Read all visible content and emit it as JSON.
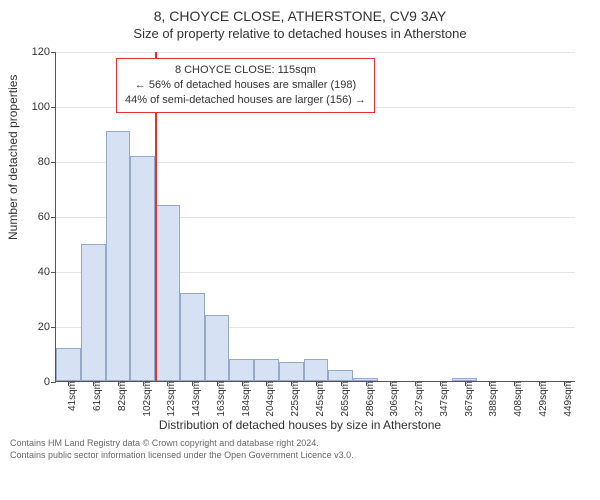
{
  "title_line1": "8, CHOYCE CLOSE, ATHERSTONE, CV9 3AY",
  "title_line2": "Size of property relative to detached houses in Atherstone",
  "y_axis_label": "Number of detached properties",
  "x_axis_label": "Distribution of detached houses by size in Atherstone",
  "attribution_line1": "Contains HM Land Registry data © Crown copyright and database right 2024.",
  "attribution_line2": "Contains public sector information licensed under the Open Government Licence v3.0.",
  "chart": {
    "type": "histogram",
    "background_color": "#ffffff",
    "grid_color": "#e5e5e5",
    "axis_color": "#555555",
    "bar_fill": "#d6e1f3",
    "bar_border": "#96a9c9",
    "marker_line_color": "#d33333",
    "ylim": [
      0,
      120
    ],
    "yticks": [
      0,
      20,
      40,
      60,
      80,
      100,
      120
    ],
    "x_categories": [
      "41sqm",
      "61sqm",
      "82sqm",
      "102sqm",
      "123sqm",
      "143sqm",
      "163sqm",
      "184sqm",
      "204sqm",
      "225sqm",
      "245sqm",
      "265sqm",
      "286sqm",
      "306sqm",
      "327sqm",
      "347sqm",
      "367sqm",
      "388sqm",
      "408sqm",
      "429sqm",
      "449sqm"
    ],
    "bar_values": [
      12,
      50,
      91,
      82,
      64,
      32,
      24,
      8,
      8,
      7,
      8,
      4,
      1,
      0,
      0,
      0,
      1,
      0,
      0,
      0,
      0
    ],
    "marker_between_index": [
      3,
      4
    ],
    "title_fontsize": 14,
    "subtitle_fontsize": 13,
    "label_fontsize": 12,
    "tick_fontsize": 11,
    "xtick_rotation_deg": -90,
    "annotation": {
      "line1": "8 CHOYCE CLOSE: 115sqm",
      "line2": "← 56% of detached houses are smaller (198)",
      "line3": "44% of semi-detached houses are larger (156) →",
      "border_color": "#d33333",
      "background": "#ffffff",
      "fontsize": 11
    }
  }
}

= = = = = = =

**Task goal**
Using the listing above, pull out all lines that hold the word "Contains".

**Correct answer**
  "attribution_line1": "Contains HM Land Registry data © Crown copyright and database right 2024.",
  "attribution_line2": "Contains public sector information licensed under the Open Government Licence v3.0.",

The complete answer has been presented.